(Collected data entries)
*****
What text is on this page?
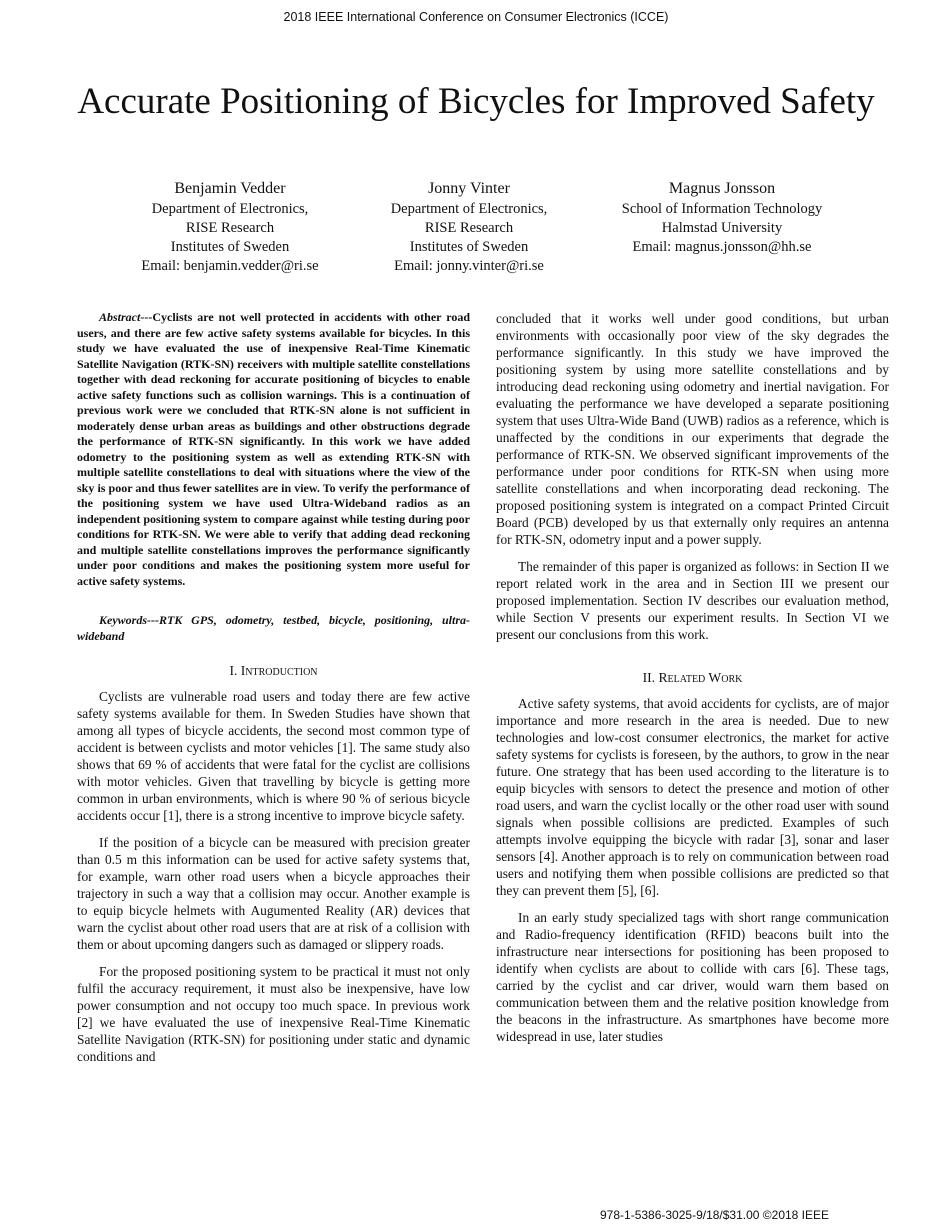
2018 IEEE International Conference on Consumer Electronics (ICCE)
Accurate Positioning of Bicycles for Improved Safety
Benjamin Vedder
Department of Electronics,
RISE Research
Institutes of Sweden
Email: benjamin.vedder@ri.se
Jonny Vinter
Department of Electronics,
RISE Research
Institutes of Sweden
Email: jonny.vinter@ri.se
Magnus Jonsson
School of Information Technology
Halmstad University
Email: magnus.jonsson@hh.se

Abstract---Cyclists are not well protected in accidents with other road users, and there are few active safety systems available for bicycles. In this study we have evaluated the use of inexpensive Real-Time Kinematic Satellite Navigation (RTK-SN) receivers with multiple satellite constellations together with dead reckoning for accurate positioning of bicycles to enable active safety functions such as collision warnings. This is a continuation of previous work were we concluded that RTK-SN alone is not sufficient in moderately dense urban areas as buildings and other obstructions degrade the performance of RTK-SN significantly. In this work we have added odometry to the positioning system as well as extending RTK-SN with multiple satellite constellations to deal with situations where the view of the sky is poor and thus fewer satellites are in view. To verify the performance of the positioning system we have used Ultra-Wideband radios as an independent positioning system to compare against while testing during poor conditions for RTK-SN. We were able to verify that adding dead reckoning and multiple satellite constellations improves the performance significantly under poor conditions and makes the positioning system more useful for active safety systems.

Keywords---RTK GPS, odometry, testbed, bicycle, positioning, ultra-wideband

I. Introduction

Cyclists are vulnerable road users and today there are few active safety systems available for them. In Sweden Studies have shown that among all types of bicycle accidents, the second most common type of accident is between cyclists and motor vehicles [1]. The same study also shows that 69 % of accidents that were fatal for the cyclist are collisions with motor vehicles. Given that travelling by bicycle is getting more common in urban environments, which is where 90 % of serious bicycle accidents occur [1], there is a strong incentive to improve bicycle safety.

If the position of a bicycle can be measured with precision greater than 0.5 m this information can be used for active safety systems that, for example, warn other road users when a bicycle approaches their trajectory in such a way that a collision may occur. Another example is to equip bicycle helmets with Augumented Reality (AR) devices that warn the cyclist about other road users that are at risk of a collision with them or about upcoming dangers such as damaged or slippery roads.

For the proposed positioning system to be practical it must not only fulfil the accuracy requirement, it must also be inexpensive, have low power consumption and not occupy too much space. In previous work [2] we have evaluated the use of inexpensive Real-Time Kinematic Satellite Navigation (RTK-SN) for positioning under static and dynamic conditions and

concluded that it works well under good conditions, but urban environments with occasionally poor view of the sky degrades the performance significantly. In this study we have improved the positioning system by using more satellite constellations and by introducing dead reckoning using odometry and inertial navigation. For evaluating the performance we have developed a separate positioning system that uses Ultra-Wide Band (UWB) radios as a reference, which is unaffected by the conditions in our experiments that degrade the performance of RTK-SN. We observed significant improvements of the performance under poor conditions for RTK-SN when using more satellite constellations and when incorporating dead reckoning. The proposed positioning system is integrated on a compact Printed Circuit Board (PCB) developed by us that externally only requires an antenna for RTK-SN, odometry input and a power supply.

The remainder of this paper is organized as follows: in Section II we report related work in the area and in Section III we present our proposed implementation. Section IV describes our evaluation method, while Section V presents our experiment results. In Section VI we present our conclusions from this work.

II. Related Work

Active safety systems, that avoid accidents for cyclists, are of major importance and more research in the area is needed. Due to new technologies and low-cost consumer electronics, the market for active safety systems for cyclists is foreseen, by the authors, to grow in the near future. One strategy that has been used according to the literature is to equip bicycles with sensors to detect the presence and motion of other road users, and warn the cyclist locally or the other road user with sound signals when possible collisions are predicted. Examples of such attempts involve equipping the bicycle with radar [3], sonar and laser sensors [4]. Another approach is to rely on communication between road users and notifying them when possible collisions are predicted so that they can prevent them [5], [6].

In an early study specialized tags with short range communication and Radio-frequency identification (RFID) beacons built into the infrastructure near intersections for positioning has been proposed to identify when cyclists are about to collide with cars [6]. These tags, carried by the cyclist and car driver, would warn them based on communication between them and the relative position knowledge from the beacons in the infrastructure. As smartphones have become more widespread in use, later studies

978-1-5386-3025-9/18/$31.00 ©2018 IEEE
*****
Copy out all lines above that include the string "power".

For the proposed positioning system to be practical it must not only fulfil the accuracy requirement, it must also be inexpensive, have low power consumption and not occupy too much space. In previous work [2] we have evaluated the use of inexpensive Real-Time Kinematic Satellite Navigation (RTK-SN) for positioning under static and dynamic conditions and
concluded that it works well under good conditions, but urban environments with occasionally poor view of the sky degrades the performance significantly. In this study we have improved the positioning system by using more satellite constellations and by introducing dead reckoning using odometry and inertial navigation. For evaluating the performance we have developed a separate positioning system that uses Ultra-Wide Band (UWB) radios as a reference, which is unaffected by the conditions in our experiments that degrade the performance of RTK-SN. We observed significant improvements of the performance under poor conditions for RTK-SN when using more satellite constellations and when incorporating dead reckoning. The proposed positioning system is integrated on a compact Printed Circuit Board (PCB) developed by us that externally only requires an antenna for RTK-SN, odometry input and a power supply.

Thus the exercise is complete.